• _What to produce_:
Write each record again exactly as it stands.

(Stored dataset items)
::::::::::
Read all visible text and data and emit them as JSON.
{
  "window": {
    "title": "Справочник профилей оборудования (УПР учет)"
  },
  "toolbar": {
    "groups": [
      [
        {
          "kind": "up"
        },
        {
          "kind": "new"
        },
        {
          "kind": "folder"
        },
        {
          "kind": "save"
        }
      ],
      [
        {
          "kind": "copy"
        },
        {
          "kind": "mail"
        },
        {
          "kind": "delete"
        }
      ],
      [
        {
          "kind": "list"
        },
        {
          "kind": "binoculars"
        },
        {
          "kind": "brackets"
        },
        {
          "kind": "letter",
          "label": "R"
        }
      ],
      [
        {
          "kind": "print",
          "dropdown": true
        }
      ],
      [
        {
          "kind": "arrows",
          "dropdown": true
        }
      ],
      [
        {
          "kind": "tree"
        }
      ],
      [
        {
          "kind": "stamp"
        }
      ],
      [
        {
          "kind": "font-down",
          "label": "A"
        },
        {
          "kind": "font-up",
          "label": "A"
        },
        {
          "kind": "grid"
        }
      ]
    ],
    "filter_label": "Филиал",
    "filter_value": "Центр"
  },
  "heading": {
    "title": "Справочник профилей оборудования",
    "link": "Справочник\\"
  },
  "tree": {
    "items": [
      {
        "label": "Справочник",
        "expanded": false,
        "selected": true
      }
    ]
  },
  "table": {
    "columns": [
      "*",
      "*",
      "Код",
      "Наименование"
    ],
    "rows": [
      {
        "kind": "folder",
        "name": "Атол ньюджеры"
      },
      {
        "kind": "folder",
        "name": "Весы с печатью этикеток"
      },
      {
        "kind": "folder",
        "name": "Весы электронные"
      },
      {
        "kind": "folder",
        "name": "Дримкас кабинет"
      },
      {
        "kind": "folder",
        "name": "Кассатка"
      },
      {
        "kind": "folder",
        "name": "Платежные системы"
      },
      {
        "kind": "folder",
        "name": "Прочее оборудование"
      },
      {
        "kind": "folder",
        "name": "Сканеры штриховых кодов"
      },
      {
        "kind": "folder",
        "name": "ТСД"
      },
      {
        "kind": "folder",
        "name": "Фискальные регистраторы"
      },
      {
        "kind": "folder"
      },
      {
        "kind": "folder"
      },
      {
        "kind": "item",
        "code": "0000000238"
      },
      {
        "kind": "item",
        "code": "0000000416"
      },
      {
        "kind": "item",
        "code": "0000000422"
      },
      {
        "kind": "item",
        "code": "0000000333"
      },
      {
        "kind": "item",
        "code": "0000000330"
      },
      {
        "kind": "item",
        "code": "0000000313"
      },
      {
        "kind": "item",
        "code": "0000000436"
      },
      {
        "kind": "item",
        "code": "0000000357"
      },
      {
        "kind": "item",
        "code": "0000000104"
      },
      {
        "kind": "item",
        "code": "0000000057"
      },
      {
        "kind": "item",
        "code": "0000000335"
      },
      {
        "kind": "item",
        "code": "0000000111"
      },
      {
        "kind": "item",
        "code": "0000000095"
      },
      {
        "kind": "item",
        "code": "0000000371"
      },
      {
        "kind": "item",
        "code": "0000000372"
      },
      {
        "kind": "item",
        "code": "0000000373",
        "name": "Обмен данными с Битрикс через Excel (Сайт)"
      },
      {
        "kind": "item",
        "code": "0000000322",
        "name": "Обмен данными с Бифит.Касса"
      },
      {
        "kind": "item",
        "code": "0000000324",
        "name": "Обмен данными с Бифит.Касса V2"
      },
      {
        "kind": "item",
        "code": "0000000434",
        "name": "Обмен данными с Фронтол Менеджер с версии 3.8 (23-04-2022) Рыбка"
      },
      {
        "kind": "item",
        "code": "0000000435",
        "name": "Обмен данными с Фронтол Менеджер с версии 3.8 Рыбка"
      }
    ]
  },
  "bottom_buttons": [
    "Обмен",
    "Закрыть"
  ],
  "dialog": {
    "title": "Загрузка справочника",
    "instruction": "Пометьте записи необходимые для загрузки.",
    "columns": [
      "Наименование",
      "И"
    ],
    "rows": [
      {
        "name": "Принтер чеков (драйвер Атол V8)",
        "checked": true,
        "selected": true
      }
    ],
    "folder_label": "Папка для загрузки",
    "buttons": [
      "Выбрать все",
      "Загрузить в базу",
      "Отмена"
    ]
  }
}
::::::::::
• _Response to the task_:
Read all visible text and data and emit them as JSON.
{
  "window": {
    "title": "Справочник профилей оборудования (УПР учет)"
  },
  "toolbar": {
    "groups": [
      [
        {
          "kind": "up"
        },
        {
          "kind": "new"
        },
        {
          "kind": "folder"
        },
        {
          "kind": "save"
        }
      ],
      [
        {
          "kind": "copy"
        },
        {
          "kind": "mail"
        },
        {
          "kind": "delete"
        }
      ],
      [
        {
          "kind": "list"
        },
        {
          "kind": "binoculars"
        },
        {
          "kind": "brackets"
        },
        {
          "kind": "letter",
          "label": "R"
        }
      ],
      [
        {
          "kind": "print",
          "dropdown": true
        }
      ],
      [
        {
          "kind": "arrows",
          "dropdown": true
        }
      ],
      [
        {
          "kind": "tree"
        }
      ],
      [
        {
          "kind": "stamp"
        }
      ],
      [
        {
          "kind": "font-down",
          "label": "A"
        },
        {
          "kind": "font-up",
          "label": "A"
        },
        {
          "kind": "grid"
        }
      ]
    ],
    "filter_label": "Филиал",
    "filter_value": "Центр"
  },
  "heading": {
    "title": "Справочник профилей оборудования",
    "link": "Справочник\\"
  },
  "tree": {
    "items": [
      {
        "label": "Справочник",
        "expanded": false,
        "selected": true
      }
    ]
  },
  "table": {
    "columns": [
      "*",
      "*",
      "Код",
      "Наименование"
    ],
    "rows": [
      {
        "kind": "folder",
        "name": "Атол ньюджеры"
      },
      {
        "kind": "folder",
        "name": "Весы с печатью этикеток"
      },
      {
        "kind": "folder",
        "name": "Весы электронные"
      },
      {
        "kind": "folder",
        "name": "Дримкас кабинет"
      },
      {
        "kind": "folder",
        "name": "Кассатка"
      },
      {
        "kind": "folder",
        "name": "Платежные системы"
      },
      {
        "kind": "folder",
        "name": "Прочее оборудование"
      },
      {
        "kind": "folder",
        "name": "Сканеры штриховых кодов"
      },
      {
        "kind": "folder",
        "name": "ТСД"
      },
      {
        "kind": "folder",
        "name": "Фискальные регистраторы"
      },
      {
        "kind": "folder"
      },
      {
        "kind": "folder"
      },
      {
        "kind": "item",
        "code": "0000000238"
      },
      {
        "kind": "item",
        "code": "0000000416"
      },
      {
        "kind": "item",
        "code": "0000000422"
      },
      {
        "kind": "item",
        "code": "0000000333"
      },
      {
        "kind": "item",
        "code": "0000000330"
      },
      {
        "kind": "item",
        "code": "0000000313"
      },
      {
        "kind": "item",
        "code": "0000000436"
      },
      {
        "kind": "item",
        "code": "0000000357"
      },
      {
        "kind": "item",
        "code": "0000000104"
      },
      {
        "kind": "item",
        "code": "0000000057"
      },
      {
        "kind": "item",
        "code": "0000000335"
      },
      {
        "kind": "item",
        "code": "0000000111"
      },
      {
        "kind": "item",
        "code": "0000000095"
      },
      {
        "kind": "item",
        "code": "0000000371"
      },
      {
        "kind": "item",
        "code": "0000000372"
      },
      {
        "kind": "item",
        "code": "0000000373",
        "name": "Обмен данными с Битрикс через Excel (Сайт)"
      },
      {
        "kind": "item",
        "code": "0000000322",
        "name": "Обмен данными с Бифит.Касса"
      },
      {
        "kind": "item",
        "code": "0000000324",
        "name": "Обмен данными с Бифит.Касса V2"
      },
      {
        "kind": "item",
        "code": "0000000434",
        "name": "Обмен данными с Фронтол Менеджер с версии 3.8 (23-04-2022) Рыбка"
      },
      {
        "kind": "item",
        "code": "0000000435",
        "name": "Обмен данными с Фронтол Менеджер с версии 3.8 Рыбка"
      }
    ]
  },
  "bottom_buttons": [
    "Обмен",
    "Закрыть"
  ],
  "dialog": {
    "title": "Загрузка справочника",
    "instruction": "Пометьте записи необходимые для загрузки.",
    "columns": [
      "Наименование",
      "И"
    ],
    "rows": [
      {
        "name": "Принтер чеков (драйвер Атол V8)",
        "checked": true,
        "selected": true
      }
    ],
    "folder_label": "Папка для загрузки",
    "buttons": [
      "Выбрать все",
      "Загрузить в базу",
      "Отмена"
    ]
  }
}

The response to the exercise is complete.